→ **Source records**
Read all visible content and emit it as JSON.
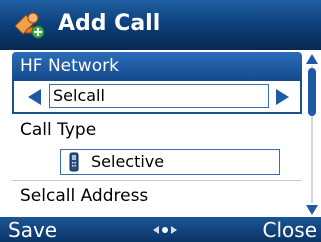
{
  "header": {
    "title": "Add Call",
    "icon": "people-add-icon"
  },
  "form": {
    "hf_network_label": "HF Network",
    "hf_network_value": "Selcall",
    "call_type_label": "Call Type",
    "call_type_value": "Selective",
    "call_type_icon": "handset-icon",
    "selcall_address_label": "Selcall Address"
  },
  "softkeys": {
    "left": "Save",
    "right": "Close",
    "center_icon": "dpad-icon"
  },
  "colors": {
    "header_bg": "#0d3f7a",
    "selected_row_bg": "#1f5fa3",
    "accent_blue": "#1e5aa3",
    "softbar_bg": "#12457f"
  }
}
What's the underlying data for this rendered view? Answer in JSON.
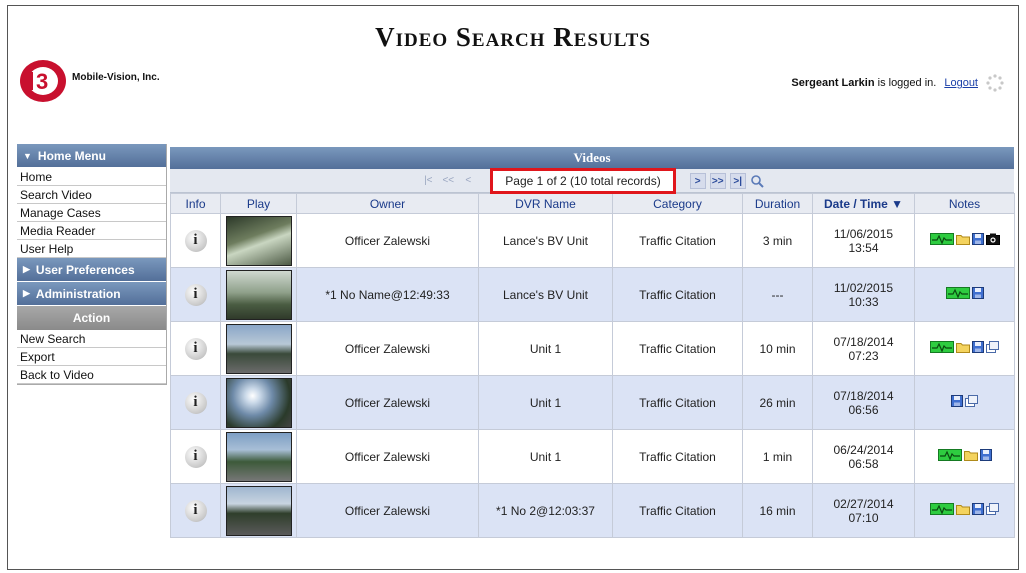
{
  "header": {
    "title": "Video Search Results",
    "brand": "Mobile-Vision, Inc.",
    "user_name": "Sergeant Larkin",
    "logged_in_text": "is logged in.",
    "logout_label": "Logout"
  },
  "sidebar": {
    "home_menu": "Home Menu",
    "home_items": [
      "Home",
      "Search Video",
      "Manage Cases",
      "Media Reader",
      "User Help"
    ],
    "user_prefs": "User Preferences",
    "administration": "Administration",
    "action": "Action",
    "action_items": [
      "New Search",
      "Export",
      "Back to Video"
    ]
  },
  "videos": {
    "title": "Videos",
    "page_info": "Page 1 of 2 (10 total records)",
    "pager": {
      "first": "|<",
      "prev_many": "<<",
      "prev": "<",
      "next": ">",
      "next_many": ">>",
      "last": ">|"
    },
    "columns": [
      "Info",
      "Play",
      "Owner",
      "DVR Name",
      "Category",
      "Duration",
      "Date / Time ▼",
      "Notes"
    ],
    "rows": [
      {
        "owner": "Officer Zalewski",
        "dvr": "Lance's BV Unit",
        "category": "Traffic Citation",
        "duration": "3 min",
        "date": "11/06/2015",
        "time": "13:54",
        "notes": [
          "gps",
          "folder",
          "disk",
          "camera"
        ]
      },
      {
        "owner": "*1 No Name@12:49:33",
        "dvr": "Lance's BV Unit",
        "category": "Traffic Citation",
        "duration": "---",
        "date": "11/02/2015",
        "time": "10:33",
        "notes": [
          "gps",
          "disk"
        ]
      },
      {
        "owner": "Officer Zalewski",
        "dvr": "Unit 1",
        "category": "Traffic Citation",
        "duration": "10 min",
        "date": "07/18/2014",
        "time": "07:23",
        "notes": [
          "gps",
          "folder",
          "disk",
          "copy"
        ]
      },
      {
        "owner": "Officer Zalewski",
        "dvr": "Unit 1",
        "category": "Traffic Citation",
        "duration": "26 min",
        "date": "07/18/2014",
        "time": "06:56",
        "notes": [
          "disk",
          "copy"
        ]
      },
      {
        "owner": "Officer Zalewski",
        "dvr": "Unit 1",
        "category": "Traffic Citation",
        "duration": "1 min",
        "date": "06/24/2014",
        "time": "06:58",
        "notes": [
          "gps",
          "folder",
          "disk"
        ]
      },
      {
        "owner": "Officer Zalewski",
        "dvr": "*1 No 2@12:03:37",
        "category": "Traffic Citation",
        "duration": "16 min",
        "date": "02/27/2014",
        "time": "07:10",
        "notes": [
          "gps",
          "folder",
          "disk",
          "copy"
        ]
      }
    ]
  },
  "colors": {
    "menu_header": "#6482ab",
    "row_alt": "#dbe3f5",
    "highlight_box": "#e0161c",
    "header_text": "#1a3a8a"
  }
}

→ **WRITTEN TASK**
Transcribe every entry above exactly. Omit all pictures.

→ **TASK SOLUTION**
Read all visible content and emit it as JSON.
{
  "header": {
    "title": "Add Call",
    "icon": "people-add-icon"
  },
  "form": {
    "hf_network_label": "HF Network",
    "hf_network_value": "Selcall",
    "call_type_label": "Call Type",
    "call_type_value": "Selective",
    "call_type_icon": "handset-icon",
    "selcall_address_label": "Selcall Address"
  },
  "softkeys": {
    "left": "Save",
    "right": "Close",
    "center_icon": "dpad-icon"
  },
  "colors": {
    "header_bg": "#0d3f7a",
    "selected_row_bg": "#1f5fa3",
    "accent_blue": "#1e5aa3",
    "softbar_bg": "#12457f"
  }
}
What's the underlying data for this rendered view? Answer in JSON.
{
  "header": {
    "title": "Video Search Results",
    "brand": "Mobile-Vision, Inc.",
    "user_name": "Sergeant Larkin",
    "logged_in_text": "is logged in.",
    "logout_label": "Logout"
  },
  "sidebar": {
    "home_menu": "Home Menu",
    "home_items": [
      "Home",
      "Search Video",
      "Manage Cases",
      "Media Reader",
      "User Help"
    ],
    "user_prefs": "User Preferences",
    "administration": "Administration",
    "action": "Action",
    "action_items": [
      "New Search",
      "Export",
      "Back to Video"
    ]
  },
  "videos": {
    "title": "Videos",
    "page_info": "Page 1 of 2 (10 total records)",
    "pager": {
      "first": "|<",
      "prev_many": "<<",
      "prev": "<",
      "next": ">",
      "next_many": ">>",
      "last": ">|"
    },
    "columns": [
      "Info",
      "Play",
      "Owner",
      "DVR Name",
      "Category",
      "Duration",
      "Date / Time ▼",
      "Notes"
    ],
    "rows": [
      {
        "owner": "Officer Zalewski",
        "dvr": "Lance's BV Unit",
        "category": "Traffic Citation",
        "duration": "3 min",
        "date": "11/06/2015",
        "time": "13:54",
        "notes": [
          "gps",
          "folder",
          "disk",
          "camera"
        ]
      },
      {
        "owner": "*1 No Name@12:49:33",
        "dvr": "Lance's BV Unit",
        "category": "Traffic Citation",
        "duration": "---",
        "date": "11/02/2015",
        "time": "10:33",
        "notes": [
          "gps",
          "disk"
        ]
      },
      {
        "owner": "Officer Zalewski",
        "dvr": "Unit 1",
        "category": "Traffic Citation",
        "duration": "10 min",
        "date": "07/18/2014",
        "time": "07:23",
        "notes": [
          "gps",
          "folder",
          "disk",
          "copy"
        ]
      },
      {
        "owner": "Officer Zalewski",
        "dvr": "Unit 1",
        "category": "Traffic Citation",
        "duration": "26 min",
        "date": "07/18/2014",
        "time": "06:56",
        "notes": [
          "disk",
          "copy"
        ]
      },
      {
        "owner": "Officer Zalewski",
        "dvr": "Unit 1",
        "category": "Traffic Citation",
        "duration": "1 min",
        "date": "06/24/2014",
        "time": "06:58",
        "notes": [
          "gps",
          "folder",
          "disk"
        ]
      },
      {
        "owner": "Officer Zalewski",
        "dvr": "*1 No 2@12:03:37",
        "category": "Traffic Citation",
        "duration": "16 min",
        "date": "02/27/2014",
        "time": "07:10",
        "notes": [
          "gps",
          "folder",
          "disk",
          "copy"
        ]
      }
    ]
  },
  "colors": {
    "menu_header": "#6482ab",
    "row_alt": "#dbe3f5",
    "highlight_box": "#e0161c",
    "header_text": "#1a3a8a"
  }
}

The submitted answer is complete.